_DIRECTION:_ Look through the records below, and copy out every line that holds the string "structured".

_SUPPLIED MATERIAL:_
====================
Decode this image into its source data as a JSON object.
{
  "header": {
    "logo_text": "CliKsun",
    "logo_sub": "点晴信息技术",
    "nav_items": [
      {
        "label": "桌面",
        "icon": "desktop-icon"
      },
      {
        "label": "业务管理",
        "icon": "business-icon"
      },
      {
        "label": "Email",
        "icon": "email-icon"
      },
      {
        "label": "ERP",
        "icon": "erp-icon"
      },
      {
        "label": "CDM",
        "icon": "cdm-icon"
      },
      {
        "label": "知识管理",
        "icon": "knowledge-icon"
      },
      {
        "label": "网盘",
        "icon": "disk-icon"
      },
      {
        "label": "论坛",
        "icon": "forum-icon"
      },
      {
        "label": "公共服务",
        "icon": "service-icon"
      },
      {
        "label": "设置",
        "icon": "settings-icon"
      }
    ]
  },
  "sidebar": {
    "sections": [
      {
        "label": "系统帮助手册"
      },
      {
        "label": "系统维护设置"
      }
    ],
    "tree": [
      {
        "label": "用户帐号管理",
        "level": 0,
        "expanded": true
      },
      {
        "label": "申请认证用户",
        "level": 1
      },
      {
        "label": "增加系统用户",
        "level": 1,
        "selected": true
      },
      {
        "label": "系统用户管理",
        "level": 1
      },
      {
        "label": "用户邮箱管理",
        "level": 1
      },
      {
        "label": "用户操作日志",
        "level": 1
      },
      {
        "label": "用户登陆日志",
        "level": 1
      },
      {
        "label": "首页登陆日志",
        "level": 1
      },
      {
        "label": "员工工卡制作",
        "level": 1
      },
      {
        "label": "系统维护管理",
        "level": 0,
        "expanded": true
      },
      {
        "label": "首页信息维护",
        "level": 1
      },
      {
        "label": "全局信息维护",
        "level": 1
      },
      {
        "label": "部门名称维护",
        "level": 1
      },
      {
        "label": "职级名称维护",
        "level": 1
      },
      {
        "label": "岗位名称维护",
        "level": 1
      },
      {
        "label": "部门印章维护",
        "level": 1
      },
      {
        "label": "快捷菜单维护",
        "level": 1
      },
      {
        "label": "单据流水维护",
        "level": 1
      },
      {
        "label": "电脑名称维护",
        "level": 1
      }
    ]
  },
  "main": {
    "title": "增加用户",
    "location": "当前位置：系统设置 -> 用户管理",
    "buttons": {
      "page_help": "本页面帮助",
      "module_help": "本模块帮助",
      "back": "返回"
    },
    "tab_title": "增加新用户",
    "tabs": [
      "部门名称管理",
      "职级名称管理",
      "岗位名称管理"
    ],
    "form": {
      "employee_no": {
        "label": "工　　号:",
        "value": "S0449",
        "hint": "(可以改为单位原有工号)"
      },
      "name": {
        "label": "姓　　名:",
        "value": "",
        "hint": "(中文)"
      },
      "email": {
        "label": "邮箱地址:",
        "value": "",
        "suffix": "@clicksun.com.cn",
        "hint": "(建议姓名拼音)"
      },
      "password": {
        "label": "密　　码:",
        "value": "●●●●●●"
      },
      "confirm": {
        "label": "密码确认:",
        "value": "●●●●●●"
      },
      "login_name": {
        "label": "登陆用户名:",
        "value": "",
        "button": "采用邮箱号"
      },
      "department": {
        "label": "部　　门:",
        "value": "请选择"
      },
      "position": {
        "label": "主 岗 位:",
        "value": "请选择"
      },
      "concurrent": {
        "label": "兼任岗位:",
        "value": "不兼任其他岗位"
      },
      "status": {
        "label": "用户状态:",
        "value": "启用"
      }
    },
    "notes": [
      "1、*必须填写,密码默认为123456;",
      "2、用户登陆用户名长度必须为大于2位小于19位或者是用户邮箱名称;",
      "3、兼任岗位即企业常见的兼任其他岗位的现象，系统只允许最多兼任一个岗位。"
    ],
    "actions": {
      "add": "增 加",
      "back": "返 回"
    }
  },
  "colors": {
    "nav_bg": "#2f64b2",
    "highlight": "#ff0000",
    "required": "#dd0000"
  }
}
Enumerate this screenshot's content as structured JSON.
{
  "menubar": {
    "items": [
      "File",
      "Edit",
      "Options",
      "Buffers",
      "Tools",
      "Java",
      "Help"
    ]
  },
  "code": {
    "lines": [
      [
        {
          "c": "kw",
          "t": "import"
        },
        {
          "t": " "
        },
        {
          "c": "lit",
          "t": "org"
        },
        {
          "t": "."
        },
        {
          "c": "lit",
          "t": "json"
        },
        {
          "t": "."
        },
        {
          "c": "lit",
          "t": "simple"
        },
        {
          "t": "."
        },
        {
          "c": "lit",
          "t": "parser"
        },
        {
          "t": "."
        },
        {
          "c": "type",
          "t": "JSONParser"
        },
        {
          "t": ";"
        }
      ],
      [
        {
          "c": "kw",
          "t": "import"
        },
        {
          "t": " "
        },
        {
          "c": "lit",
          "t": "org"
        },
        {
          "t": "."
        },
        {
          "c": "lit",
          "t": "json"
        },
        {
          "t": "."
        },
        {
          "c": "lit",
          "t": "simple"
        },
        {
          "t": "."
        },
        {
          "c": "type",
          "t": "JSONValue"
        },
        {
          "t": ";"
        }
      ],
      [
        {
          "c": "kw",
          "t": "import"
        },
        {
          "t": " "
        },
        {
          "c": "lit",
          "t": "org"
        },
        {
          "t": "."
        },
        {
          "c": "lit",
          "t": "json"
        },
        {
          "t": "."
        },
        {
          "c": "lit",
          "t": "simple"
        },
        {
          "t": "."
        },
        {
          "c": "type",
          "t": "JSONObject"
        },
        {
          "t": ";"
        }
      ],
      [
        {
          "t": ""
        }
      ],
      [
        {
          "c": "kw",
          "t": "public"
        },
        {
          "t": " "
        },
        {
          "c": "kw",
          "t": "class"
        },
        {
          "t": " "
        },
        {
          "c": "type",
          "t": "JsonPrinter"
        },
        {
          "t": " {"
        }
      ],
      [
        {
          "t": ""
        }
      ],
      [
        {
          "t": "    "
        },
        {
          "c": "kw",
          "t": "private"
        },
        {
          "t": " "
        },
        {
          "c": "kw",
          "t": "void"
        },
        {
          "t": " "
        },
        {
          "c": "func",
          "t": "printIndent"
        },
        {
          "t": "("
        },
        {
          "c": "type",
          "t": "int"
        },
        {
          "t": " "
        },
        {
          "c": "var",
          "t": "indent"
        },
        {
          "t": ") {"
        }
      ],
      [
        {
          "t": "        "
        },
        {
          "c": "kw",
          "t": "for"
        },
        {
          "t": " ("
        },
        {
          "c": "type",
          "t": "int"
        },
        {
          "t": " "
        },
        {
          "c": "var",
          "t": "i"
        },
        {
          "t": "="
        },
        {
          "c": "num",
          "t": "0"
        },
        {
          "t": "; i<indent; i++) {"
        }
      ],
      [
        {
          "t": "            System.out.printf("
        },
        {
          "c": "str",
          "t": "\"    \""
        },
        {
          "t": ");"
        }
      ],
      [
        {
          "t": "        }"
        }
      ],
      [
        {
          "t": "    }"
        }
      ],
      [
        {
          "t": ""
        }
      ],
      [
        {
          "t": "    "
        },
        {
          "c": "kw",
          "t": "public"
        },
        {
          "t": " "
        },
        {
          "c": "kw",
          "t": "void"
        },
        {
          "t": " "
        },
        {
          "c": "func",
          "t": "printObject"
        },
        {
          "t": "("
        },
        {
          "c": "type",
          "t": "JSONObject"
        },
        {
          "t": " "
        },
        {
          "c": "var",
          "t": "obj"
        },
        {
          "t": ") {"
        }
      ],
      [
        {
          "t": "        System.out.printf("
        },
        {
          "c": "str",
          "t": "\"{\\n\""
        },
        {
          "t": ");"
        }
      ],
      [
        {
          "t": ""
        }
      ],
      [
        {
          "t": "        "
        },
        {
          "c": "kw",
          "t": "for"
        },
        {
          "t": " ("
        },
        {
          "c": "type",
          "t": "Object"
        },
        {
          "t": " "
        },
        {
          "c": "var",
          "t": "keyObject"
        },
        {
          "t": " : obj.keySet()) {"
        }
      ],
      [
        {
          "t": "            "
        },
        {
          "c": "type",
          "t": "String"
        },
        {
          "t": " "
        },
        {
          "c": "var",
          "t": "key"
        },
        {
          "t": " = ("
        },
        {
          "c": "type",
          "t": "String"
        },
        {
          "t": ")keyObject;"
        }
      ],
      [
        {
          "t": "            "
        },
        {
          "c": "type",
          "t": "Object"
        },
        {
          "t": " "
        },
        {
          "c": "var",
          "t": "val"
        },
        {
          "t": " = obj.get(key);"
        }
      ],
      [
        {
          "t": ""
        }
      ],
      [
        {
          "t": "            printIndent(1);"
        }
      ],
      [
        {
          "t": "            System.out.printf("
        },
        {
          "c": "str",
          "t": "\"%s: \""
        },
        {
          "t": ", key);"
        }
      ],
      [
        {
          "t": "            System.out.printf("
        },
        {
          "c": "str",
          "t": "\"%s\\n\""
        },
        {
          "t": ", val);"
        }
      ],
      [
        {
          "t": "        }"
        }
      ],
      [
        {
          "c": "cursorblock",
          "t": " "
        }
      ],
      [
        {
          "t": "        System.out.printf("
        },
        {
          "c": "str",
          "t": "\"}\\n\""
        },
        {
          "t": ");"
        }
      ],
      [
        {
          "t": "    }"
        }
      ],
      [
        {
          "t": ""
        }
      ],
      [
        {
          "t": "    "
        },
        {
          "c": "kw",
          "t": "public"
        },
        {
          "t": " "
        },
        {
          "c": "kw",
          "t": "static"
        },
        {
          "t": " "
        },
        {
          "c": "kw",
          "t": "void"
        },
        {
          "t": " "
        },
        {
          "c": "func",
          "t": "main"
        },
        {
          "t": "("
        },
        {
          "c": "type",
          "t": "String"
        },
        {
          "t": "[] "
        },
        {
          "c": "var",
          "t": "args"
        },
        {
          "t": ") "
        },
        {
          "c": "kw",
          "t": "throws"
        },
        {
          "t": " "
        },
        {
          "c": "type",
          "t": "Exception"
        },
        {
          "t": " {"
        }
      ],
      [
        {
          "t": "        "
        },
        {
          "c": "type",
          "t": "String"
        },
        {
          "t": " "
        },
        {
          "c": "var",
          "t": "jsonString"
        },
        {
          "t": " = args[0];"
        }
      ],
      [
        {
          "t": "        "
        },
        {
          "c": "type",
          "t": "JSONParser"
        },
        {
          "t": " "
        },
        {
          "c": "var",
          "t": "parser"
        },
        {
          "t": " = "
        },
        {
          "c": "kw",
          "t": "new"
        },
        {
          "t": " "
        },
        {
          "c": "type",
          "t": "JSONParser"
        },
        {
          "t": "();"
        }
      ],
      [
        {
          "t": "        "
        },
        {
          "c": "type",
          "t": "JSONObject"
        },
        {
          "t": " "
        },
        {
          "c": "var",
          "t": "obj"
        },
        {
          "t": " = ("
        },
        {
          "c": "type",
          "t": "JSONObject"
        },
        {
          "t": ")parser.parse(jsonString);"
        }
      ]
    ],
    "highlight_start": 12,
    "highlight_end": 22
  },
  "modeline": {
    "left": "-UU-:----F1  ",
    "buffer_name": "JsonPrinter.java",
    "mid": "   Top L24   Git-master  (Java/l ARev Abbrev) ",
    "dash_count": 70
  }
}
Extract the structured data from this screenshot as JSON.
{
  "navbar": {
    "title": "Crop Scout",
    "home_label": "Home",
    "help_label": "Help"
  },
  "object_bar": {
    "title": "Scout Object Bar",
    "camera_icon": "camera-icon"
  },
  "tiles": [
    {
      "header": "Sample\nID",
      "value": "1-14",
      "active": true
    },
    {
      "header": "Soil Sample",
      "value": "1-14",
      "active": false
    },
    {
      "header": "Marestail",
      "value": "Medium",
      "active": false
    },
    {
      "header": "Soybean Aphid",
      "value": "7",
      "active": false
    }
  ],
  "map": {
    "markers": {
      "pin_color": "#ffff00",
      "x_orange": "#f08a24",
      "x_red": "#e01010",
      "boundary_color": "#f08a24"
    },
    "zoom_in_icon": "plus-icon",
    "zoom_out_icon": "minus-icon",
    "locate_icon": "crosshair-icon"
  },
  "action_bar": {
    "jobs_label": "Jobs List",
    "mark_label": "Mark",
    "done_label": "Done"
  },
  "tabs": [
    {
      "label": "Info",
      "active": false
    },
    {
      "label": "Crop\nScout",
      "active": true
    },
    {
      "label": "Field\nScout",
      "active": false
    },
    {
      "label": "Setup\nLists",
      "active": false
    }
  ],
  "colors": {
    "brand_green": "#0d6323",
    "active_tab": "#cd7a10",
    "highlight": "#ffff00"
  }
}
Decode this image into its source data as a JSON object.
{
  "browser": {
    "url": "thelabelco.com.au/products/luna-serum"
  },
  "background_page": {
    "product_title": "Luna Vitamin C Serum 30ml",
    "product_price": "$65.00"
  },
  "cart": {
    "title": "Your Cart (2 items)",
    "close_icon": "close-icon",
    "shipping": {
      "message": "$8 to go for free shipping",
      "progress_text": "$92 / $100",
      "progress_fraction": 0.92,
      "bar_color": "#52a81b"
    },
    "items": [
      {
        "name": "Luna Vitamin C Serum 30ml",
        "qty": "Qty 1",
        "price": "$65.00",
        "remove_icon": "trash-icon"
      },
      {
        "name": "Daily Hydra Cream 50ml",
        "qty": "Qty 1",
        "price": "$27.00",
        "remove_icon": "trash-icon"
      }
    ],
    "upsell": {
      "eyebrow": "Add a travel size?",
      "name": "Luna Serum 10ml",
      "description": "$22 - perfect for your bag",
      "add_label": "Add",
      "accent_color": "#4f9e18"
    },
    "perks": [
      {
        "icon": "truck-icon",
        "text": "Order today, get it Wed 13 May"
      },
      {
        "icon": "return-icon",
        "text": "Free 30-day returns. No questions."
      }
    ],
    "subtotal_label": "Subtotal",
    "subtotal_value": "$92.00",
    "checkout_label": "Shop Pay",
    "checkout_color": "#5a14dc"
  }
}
====================
_RESULT FOR THIS TASK:_
Enumerate this screenshot's content as structured JSON.
Extract the structured data from this screenshot as JSON.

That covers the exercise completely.